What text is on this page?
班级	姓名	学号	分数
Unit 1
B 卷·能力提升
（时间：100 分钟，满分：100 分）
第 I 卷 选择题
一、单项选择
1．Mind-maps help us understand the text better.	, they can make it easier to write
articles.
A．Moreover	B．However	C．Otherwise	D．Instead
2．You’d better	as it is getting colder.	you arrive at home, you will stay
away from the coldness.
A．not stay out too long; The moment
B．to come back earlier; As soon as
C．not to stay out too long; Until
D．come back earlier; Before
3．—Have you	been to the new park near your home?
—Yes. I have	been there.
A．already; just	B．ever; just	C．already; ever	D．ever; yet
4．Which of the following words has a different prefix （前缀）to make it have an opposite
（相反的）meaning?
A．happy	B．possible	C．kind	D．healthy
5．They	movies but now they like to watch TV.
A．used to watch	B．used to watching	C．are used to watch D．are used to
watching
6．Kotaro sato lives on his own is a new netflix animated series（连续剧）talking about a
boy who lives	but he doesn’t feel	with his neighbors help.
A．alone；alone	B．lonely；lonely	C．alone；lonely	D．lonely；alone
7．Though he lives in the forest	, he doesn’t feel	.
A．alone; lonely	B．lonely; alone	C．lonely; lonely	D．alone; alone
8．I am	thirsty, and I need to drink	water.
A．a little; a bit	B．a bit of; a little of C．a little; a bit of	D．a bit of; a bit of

> [EXERCISE BRIEF]:
Transcribe the data. Leave every line exactly as it is.

> [SOLVED EXERCISE]:
What text is on this page?
班级	姓名	学号	分数
Unit 1
B 卷·能力提升
（时间：100 分钟，满分：100 分）
第 I 卷 选择题
一、单项选择
1．Mind-maps help us understand the text better.	, they can make it easier to write
articles.
A．Moreover	B．However	C．Otherwise	D．Instead
2．You’d better	as it is getting colder.	you arrive at home, you will stay
away from the coldness.
A．not stay out too long; The moment
B．to come back earlier; As soon as
C．not to stay out too long; Until
D．come back earlier; Before
3．—Have you	been to the new park near your home?
—Yes. I have	been there.
A．already; just	B．ever; just	C．already; ever	D．ever; yet
4．Which of the following words has a different prefix （前缀）to make it have an opposite
（相反的）meaning?
A．happy	B．possible	C．kind	D．healthy
5．They	movies but now they like to watch TV.
A．used to watch	B．used to watching	C．are used to watch D．are used to
watching
6．Kotaro sato lives on his own is a new netflix animated series（连续剧）talking about a
boy who lives	but he doesn’t feel	with his neighbors help.
A．alone；alone	B．lonely；lonely	C．alone；lonely	D．lonely；alone
7．Though he lives in the forest	, he doesn’t feel	.
A．alone; lonely	B．lonely; alone	C．lonely; lonely	D．alone; alone
8．I am	thirsty, and I need to drink	water.
A．a little; a bit	B．a bit of; a little of C．a little; a bit of	D．a bit of; a bit of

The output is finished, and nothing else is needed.